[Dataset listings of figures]
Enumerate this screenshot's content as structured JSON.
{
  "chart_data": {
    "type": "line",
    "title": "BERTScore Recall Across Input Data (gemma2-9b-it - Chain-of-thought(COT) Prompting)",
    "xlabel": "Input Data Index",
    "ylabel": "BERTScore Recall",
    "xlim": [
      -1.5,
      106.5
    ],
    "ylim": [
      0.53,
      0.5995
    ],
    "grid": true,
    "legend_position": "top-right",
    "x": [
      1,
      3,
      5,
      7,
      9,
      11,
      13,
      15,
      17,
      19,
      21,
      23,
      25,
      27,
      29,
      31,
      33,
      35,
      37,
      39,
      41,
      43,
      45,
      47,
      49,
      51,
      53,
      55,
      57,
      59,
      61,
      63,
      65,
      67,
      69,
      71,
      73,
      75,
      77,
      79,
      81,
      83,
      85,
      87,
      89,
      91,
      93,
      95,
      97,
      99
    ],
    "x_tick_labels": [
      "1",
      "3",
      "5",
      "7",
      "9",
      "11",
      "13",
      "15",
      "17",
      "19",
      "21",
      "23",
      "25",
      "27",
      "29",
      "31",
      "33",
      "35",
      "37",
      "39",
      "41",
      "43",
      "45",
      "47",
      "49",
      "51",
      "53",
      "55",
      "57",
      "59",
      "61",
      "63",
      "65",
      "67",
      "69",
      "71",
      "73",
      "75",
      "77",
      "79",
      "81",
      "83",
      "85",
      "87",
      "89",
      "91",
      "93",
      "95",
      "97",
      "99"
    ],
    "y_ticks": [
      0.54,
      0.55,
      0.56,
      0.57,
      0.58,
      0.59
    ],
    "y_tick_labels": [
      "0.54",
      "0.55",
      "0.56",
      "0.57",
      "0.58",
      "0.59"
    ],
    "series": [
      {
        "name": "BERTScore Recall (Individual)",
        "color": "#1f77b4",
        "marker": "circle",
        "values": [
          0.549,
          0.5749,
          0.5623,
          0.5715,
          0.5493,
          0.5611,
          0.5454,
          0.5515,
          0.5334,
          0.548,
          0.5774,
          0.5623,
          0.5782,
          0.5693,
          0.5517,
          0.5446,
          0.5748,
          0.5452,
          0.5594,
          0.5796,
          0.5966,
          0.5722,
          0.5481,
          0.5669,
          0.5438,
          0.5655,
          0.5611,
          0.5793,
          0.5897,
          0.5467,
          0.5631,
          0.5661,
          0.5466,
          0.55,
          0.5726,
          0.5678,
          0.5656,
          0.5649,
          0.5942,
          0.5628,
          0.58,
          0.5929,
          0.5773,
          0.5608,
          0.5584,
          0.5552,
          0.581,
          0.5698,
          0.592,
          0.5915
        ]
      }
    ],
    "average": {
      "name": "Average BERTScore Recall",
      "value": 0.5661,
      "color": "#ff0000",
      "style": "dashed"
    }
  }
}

▸ **Challenge**
Print the material verbatim, all of it.

▸ **Reply to the exercise**
Enumerate this screenshot's content as structured JSON.
{
  "chart_data": {
    "type": "line",
    "title": "BERTScore Recall Across Input Data (gemma2-9b-it - Chain-of-thought(COT) Prompting)",
    "xlabel": "Input Data Index",
    "ylabel": "BERTScore Recall",
    "xlim": [
      -1.5,
      106.5
    ],
    "ylim": [
      0.53,
      0.5995
    ],
    "grid": true,
    "legend_position": "top-right",
    "x": [
      1,
      3,
      5,
      7,
      9,
      11,
      13,
      15,
      17,
      19,
      21,
      23,
      25,
      27,
      29,
      31,
      33,
      35,
      37,
      39,
      41,
      43,
      45,
      47,
      49,
      51,
      53,
      55,
      57,
      59,
      61,
      63,
      65,
      67,
      69,
      71,
      73,
      75,
      77,
      79,
      81,
      83,
      85,
      87,
      89,
      91,
      93,
      95,
      97,
      99
    ],
    "x_tick_labels": [
      "1",
      "3",
      "5",
      "7",
      "9",
      "11",
      "13",
      "15",
      "17",
      "19",
      "21",
      "23",
      "25",
      "27",
      "29",
      "31",
      "33",
      "35",
      "37",
      "39",
      "41",
      "43",
      "45",
      "47",
      "49",
      "51",
      "53",
      "55",
      "57",
      "59",
      "61",
      "63",
      "65",
      "67",
      "69",
      "71",
      "73",
      "75",
      "77",
      "79",
      "81",
      "83",
      "85",
      "87",
      "89",
      "91",
      "93",
      "95",
      "97",
      "99"
    ],
    "y_ticks": [
      0.54,
      0.55,
      0.56,
      0.57,
      0.58,
      0.59
    ],
    "y_tick_labels": [
      "0.54",
      "0.55",
      "0.56",
      "0.57",
      "0.58",
      "0.59"
    ],
    "series": [
      {
        "name": "BERTScore Recall (Individual)",
        "color": "#1f77b4",
        "marker": "circle",
        "values": [
          0.549,
          0.5749,
          0.5623,
          0.5715,
          0.5493,
          0.5611,
          0.5454,
          0.5515,
          0.5334,
          0.548,
          0.5774,
          0.5623,
          0.5782,
          0.5693,
          0.5517,
          0.5446,
          0.5748,
          0.5452,
          0.5594,
          0.5796,
          0.5966,
          0.5722,
          0.5481,
          0.5669,
          0.5438,
          0.5655,
          0.5611,
          0.5793,
          0.5897,
          0.5467,
          0.5631,
          0.5661,
          0.5466,
          0.55,
          0.5726,
          0.5678,
          0.5656,
          0.5649,
          0.5942,
          0.5628,
          0.58,
          0.5929,
          0.5773,
          0.5608,
          0.5584,
          0.5552,
          0.581,
          0.5698,
          0.592,
          0.5915
        ]
      }
    ],
    "average": {
      "name": "Average BERTScore Recall",
      "value": 0.5661,
      "color": "#ff0000",
      "style": "dashed"
    }
  }
}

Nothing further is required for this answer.